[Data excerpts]
*-*-*
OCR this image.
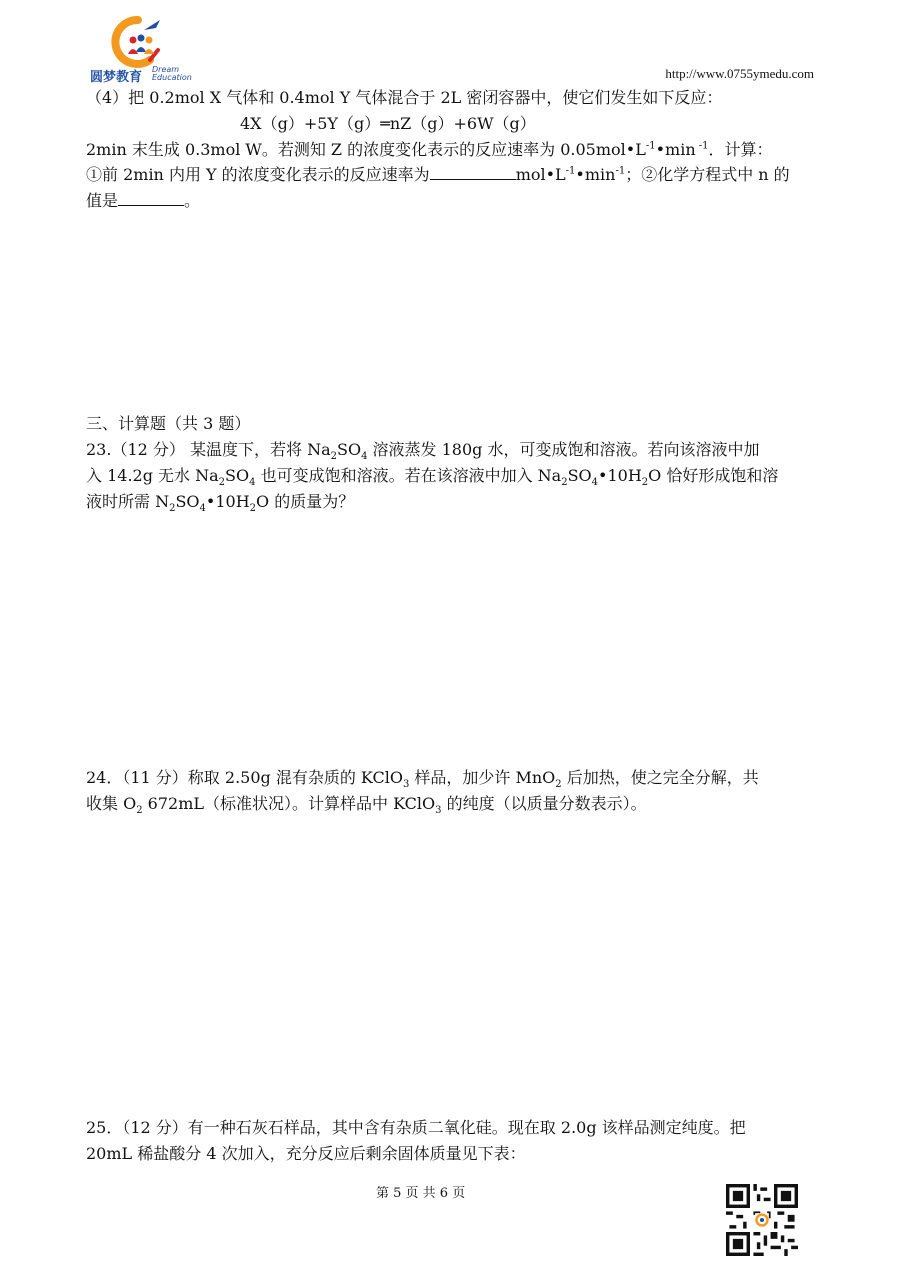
圆梦教育
Dream
Education	http://www.0755ymedu.com
（4）把 0.2mol X 气体和 0.4mol Y 气体混合于 2L 密闭容器中，使它们发生如下反应：
4X（g）+5Y（g）═nZ（g）+6W（g）
2min 末生成 0.3mol W。若测知 Z 的浓度变化表示的反应速率为 $0.05mol•L^{-1}•\min$ $^{-1}$．计算：
①前 2min 内用 Y 的浓度变化表示的反应速率为	$mol•L^{-1}•\min^{-1}$；②化学方程式中 n 的
值是	。
三、计算题（共 3 题）
23.（12 分） 某温度下，若将 $Na_2SO_4$ 溶液蒸发 180g 水，可变成饱和溶液。若向该溶液中加
入 14.2g 无水 $Na_2SO_4$ 也可变成饱和溶液。若在该溶液中加入 $Na_2SO_4•10H_2O$ 恰好形成饱和溶
液时所需 $N_2SO_4•10H_2O$ 的质量为？
24．（11 分）称取 2.50g 混有杂质的 KClO$_3$ 样品，加少许 MnO$_2$ 后加热，使之完全分解，共
收集 $O_2$ 672mL（标准状况）。计算样品中 KClO$_3$ 的纯度（以质量分数表示）。
25．（12 分）有一种石灰石样品，其中含有杂质二氧化硅。现在取 2.0g 该样品测定纯度。把
20mL 稀盐酸分 4 次加入，充分反应后剩余固体质量见下表：
第 5 页 共 6 页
*-*-*
From the listing above, collect each line in which the string "KClO" appears.

24．（11 分）称取 2.50g 混有杂质的 KClO$_3$ 样品，加少许 MnO$_2$ 后加热，使之完全分解，共
收集 $O_2$ 672mL（标准状况）。计算样品中 KClO$_3$ 的纯度（以质量分数表示）。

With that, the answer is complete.